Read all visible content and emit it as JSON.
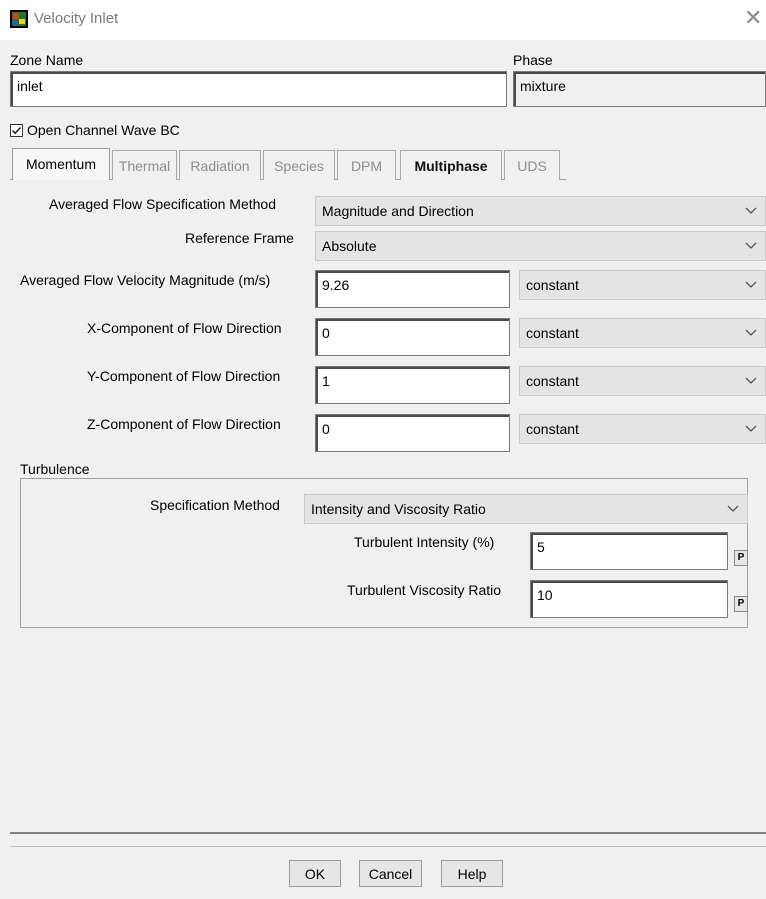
{
  "window": {
    "title": "Velocity Inlet",
    "icon": "fluent-app-icon",
    "close_glyph": "✕"
  },
  "zone": {
    "label": "Zone Name",
    "value": "inlet"
  },
  "phase": {
    "label": "Phase",
    "value": "mixture"
  },
  "open_channel": {
    "label": "Open Channel Wave BC",
    "checked": true
  },
  "tabs": [
    {
      "label": "Momentum",
      "state": "selected"
    },
    {
      "label": "Thermal",
      "state": "disabled"
    },
    {
      "label": "Radiation",
      "state": "disabled"
    },
    {
      "label": "Species",
      "state": "disabled"
    },
    {
      "label": "DPM",
      "state": "disabled"
    },
    {
      "label": "Multiphase",
      "state": "bold"
    },
    {
      "label": "UDS",
      "state": "disabled"
    }
  ],
  "momentum": {
    "spec_method": {
      "label": "Averaged Flow Specification Method",
      "value": "Magnitude and Direction"
    },
    "ref_frame": {
      "label": "Reference Frame",
      "value": "Absolute"
    },
    "velocity": {
      "label": "Averaged Flow Velocity Magnitude (m/s)",
      "value": "9.26",
      "profile": "constant"
    },
    "x_dir": {
      "label": "X-Component of Flow Direction",
      "value": "0",
      "profile": "constant"
    },
    "y_dir": {
      "label": "Y-Component of Flow Direction",
      "value": "1",
      "profile": "constant"
    },
    "z_dir": {
      "label": "Z-Component of Flow Direction",
      "value": "0",
      "profile": "constant"
    }
  },
  "turbulence": {
    "title": "Turbulence",
    "spec_method": {
      "label": "Specification Method",
      "value": "Intensity and Viscosity Ratio"
    },
    "intensity": {
      "label": "Turbulent Intensity (%)",
      "value": "5",
      "param": "P"
    },
    "viscosity_ratio": {
      "label": "Turbulent Viscosity Ratio",
      "value": "10",
      "param": "P"
    }
  },
  "buttons": {
    "ok": "OK",
    "cancel": "Cancel",
    "help": "Help"
  }
}
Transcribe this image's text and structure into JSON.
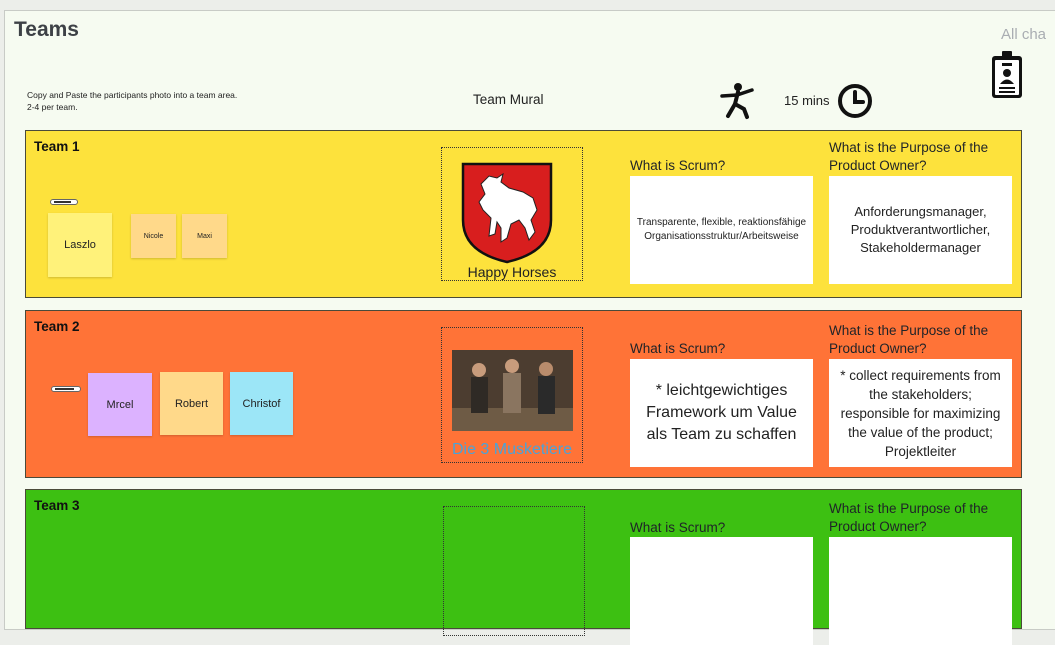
{
  "board": {
    "title": "Teams",
    "top_right_text": "All cha",
    "instructions": [
      "Copy and Paste the participants photo into a team area.",
      "2-4 per team."
    ],
    "mural_label": "Team Mural",
    "timer": "15 mins",
    "icons": [
      "id-badge-icon",
      "running-person-icon",
      "clock-icon"
    ]
  },
  "teams": [
    {
      "label": "Team 1",
      "color": "#fde23c",
      "team_name": "Happy Horses",
      "participants": [
        "Laszlo",
        "Nicole",
        "Maxi"
      ],
      "q_scrum": "What is Scrum?",
      "a_scrum": "Transparente, flexible, reaktionsfähige Organisationsstruktur/Arbeitsweise",
      "q_po": "What is the Purpose of the Product Owner?",
      "a_po": "Anforderungsmanager, Produktverantwortlicher, Stakeholdermanager"
    },
    {
      "label": "Team 2",
      "color": "#ff7337",
      "team_name": "Die 3 Musketiere",
      "participants": [
        "Mrcel",
        "Robert",
        "Christof"
      ],
      "q_scrum": "What is Scrum?",
      "a_scrum": "* leichtgewichtiges Framework um Value als Team zu schaffen",
      "q_po": "What is the Purpose of the Product Owner?",
      "a_po": "* collect requirements from the stakeholders; responsible  for maximizing the value of the product; Projektleiter"
    },
    {
      "label": "Team 3",
      "color": "#3dc012",
      "team_name": "",
      "participants": [],
      "q_scrum": "What is Scrum?",
      "a_scrum": "",
      "q_po": "What is the Purpose of the Product Owner?",
      "a_po": ""
    }
  ],
  "colors": {
    "sticky_yellow": "#fff27a",
    "sticky_peach": "#ffd98a",
    "sticky_lavender": "#dcb2ff",
    "sticky_cyan": "#9ce6f7",
    "team_name_link": "#4aa3d8"
  }
}
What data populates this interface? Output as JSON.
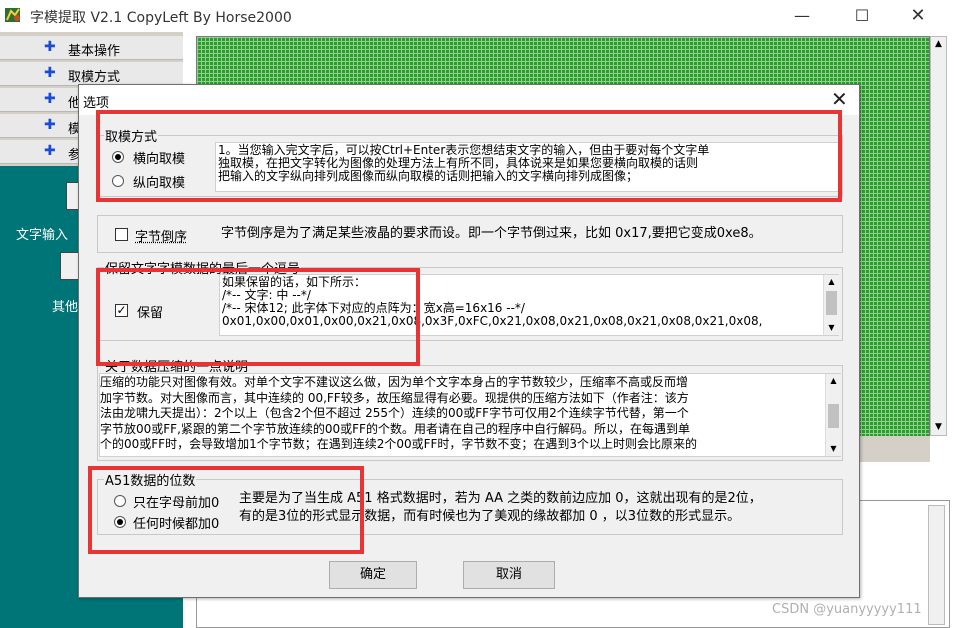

## Directions
Give the count of lines in the data above that hold the string "title", with no additional words.

## Worked answer
3